- TASK TO COMPLETE -
Reproduce every line of the following material word for word.

========================

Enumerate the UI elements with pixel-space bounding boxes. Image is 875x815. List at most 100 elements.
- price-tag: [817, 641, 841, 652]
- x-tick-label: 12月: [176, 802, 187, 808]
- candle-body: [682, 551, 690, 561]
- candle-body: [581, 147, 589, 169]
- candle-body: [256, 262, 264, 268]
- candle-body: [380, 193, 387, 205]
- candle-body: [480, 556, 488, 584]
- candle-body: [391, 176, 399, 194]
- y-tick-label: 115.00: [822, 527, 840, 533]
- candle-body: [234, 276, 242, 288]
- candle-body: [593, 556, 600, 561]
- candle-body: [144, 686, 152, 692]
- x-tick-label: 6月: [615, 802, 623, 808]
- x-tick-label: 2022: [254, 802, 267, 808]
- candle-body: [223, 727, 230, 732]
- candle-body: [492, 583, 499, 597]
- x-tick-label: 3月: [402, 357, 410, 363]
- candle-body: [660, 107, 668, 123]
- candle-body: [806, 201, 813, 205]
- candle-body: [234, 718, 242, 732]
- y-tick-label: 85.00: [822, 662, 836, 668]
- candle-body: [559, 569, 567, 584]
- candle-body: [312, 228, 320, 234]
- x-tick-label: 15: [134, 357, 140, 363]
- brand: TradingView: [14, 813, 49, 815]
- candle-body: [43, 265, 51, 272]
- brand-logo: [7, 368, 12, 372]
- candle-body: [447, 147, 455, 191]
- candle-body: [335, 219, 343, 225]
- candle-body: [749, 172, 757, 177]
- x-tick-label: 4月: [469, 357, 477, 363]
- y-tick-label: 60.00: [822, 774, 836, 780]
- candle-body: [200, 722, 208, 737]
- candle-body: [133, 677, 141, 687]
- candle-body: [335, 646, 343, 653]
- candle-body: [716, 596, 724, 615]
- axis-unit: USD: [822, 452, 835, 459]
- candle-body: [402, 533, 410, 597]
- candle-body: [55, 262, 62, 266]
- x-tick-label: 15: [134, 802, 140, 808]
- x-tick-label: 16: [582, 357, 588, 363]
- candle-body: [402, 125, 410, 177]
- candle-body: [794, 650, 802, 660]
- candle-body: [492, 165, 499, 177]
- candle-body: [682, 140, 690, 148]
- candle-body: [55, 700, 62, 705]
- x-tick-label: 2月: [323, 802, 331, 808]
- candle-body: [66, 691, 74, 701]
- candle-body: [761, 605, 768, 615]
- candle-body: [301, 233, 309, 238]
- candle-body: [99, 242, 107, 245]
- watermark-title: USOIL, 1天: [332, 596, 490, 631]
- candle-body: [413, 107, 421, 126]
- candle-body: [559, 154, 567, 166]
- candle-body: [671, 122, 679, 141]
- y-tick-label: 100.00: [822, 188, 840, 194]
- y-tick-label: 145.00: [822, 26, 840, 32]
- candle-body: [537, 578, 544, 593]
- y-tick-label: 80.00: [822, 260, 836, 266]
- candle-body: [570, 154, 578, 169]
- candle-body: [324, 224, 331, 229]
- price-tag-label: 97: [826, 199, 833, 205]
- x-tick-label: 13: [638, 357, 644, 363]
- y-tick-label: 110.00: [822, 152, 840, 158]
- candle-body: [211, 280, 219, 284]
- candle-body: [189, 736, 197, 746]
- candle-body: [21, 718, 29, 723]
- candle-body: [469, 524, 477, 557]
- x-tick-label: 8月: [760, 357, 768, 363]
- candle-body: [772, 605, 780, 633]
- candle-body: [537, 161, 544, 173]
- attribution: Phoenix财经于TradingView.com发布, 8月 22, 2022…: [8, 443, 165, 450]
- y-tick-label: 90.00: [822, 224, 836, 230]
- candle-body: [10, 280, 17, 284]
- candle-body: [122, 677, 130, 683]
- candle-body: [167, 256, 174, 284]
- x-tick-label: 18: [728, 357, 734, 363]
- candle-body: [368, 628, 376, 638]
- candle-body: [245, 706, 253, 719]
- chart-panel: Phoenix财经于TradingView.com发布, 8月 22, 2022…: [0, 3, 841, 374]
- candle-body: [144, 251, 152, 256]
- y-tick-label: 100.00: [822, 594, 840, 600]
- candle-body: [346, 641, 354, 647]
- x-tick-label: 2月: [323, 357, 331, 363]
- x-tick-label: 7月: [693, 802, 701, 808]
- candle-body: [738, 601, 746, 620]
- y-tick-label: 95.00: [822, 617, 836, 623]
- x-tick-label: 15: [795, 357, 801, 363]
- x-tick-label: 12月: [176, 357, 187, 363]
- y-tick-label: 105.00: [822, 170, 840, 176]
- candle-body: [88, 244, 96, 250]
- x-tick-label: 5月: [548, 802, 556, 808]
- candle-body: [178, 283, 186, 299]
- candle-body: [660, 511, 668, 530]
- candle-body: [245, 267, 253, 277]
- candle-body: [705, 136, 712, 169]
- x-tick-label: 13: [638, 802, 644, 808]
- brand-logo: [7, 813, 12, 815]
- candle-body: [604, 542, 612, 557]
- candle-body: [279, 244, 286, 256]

========================

- FINAL RESULT -
Enumerate the UI elements with pixel-space bounding boxes. Image is 875x815. List at most 100 elements.
- price-tag: [817, 641, 841, 652]
- x-tick-label: 12月: [176, 802, 187, 808]
- candle-body: [682, 551, 690, 561]
- candle-body: [581, 147, 589, 169]
- candle-body: [256, 262, 264, 268]
- candle-body: [380, 193, 387, 205]
- candle-body: [480, 556, 488, 584]
- candle-body: [391, 176, 399, 194]
- y-tick-label: 115.00: [822, 527, 840, 533]
- candle-body: [234, 276, 242, 288]
- candle-body: [593, 556, 600, 561]
- candle-body: [144, 686, 152, 692]
- x-tick-label: 6月: [615, 802, 623, 808]
- x-tick-label: 2022: [254, 802, 267, 808]
- candle-body: [223, 727, 230, 732]
- candle-body: [492, 583, 499, 597]
- x-tick-label: 3月: [402, 357, 410, 363]
- candle-body: [660, 107, 668, 123]
- candle-body: [806, 201, 813, 205]
- candle-body: [234, 718, 242, 732]
- y-tick-label: 85.00: [822, 662, 836, 668]
- candle-body: [559, 569, 567, 584]
- candle-body: [312, 228, 320, 234]
- x-tick-label: 15: [134, 357, 140, 363]
- brand: TradingView: [14, 813, 49, 815]
- candle-body: [43, 265, 51, 272]
- brand-logo: [7, 368, 12, 372]
- candle-body: [447, 147, 455, 191]
- candle-body: [335, 219, 343, 225]
- candle-body: [749, 172, 757, 177]
- x-tick-label: 4月: [469, 357, 477, 363]
- y-tick-label: 60.00: [822, 774, 836, 780]
- candle-body: [200, 722, 208, 737]
- candle-body: [133, 677, 141, 687]
- candle-body: [335, 646, 343, 653]
- candle-body: [716, 596, 724, 615]
- axis-unit: USD: [822, 452, 835, 459]
- candle-body: [402, 533, 410, 597]
- candle-body: [55, 262, 62, 266]
- x-tick-label: 15: [134, 802, 140, 808]
- x-tick-label: 16: [582, 357, 588, 363]
- candle-body: [402, 125, 410, 177]
- candle-body: [794, 650, 802, 660]
- candle-body: [492, 165, 499, 177]
- candle-body: [682, 140, 690, 148]
- candle-body: [55, 700, 62, 705]
- x-tick-label: 2月: [323, 802, 331, 808]
- candle-body: [66, 691, 74, 701]
- candle-body: [761, 605, 768, 615]
- candle-body: [301, 233, 309, 238]
- candle-body: [99, 242, 107, 245]
- watermark-title: USOIL, 1天: [332, 596, 490, 631]
- candle-body: [413, 107, 421, 126]
- candle-body: [559, 154, 567, 166]
- candle-body: [671, 122, 679, 141]
- y-tick-label: 100.00: [822, 188, 840, 194]
- y-tick-label: 145.00: [822, 26, 840, 32]
- candle-body: [537, 578, 544, 593]
- y-tick-label: 80.00: [822, 260, 836, 266]
- candle-body: [570, 154, 578, 169]
- candle-body: [324, 224, 331, 229]
- price-tag-label: 97: [826, 199, 833, 205]
- x-tick-label: 13: [638, 357, 644, 363]
- y-tick-label: 110.00: [822, 152, 840, 158]
- candle-body: [211, 280, 219, 284]
- candle-body: [189, 736, 197, 746]
- candle-body: [21, 718, 29, 723]
- candle-body: [469, 524, 477, 557]
- x-tick-label: 8月: [760, 357, 768, 363]
- candle-body: [772, 605, 780, 633]
- candle-body: [537, 161, 544, 173]
- attribution: Phoenix财经于TradingView.com发布, 8月 22, 2022…: [8, 443, 165, 450]
- y-tick-label: 90.00: [822, 224, 836, 230]
- candle-body: [10, 280, 17, 284]
- candle-body: [122, 677, 130, 683]
- candle-body: [167, 256, 174, 284]
- x-tick-label: 18: [728, 357, 734, 363]
- candle-body: [368, 628, 376, 638]
- candle-body: [245, 706, 253, 719]
- chart-panel: Phoenix财经于TradingView.com发布, 8月 22, 2022…: [0, 3, 841, 374]
- candle-body: [144, 251, 152, 256]
- y-tick-label: 100.00: [822, 594, 840, 600]
- candle-body: [346, 641, 354, 647]
- x-tick-label: 2月: [323, 357, 331, 363]
- x-tick-label: 7月: [693, 802, 701, 808]
- candle-body: [738, 601, 746, 620]
- y-tick-label: 95.00: [822, 617, 836, 623]
- x-tick-label: 15: [795, 357, 801, 363]
- x-tick-label: 12月: [176, 357, 187, 363]
- y-tick-label: 105.00: [822, 170, 840, 176]
- candle-body: [88, 244, 96, 250]
- x-tick-label: 5月: [548, 802, 556, 808]
- candle-body: [178, 283, 186, 299]
- candle-body: [660, 511, 668, 530]
- candle-body: [245, 267, 253, 277]
- candle-body: [705, 136, 712, 169]
- x-tick-label: 13: [638, 802, 644, 808]
- brand-logo: [7, 813, 12, 815]
- candle-body: [604, 542, 612, 557]
- candle-body: [279, 244, 286, 256]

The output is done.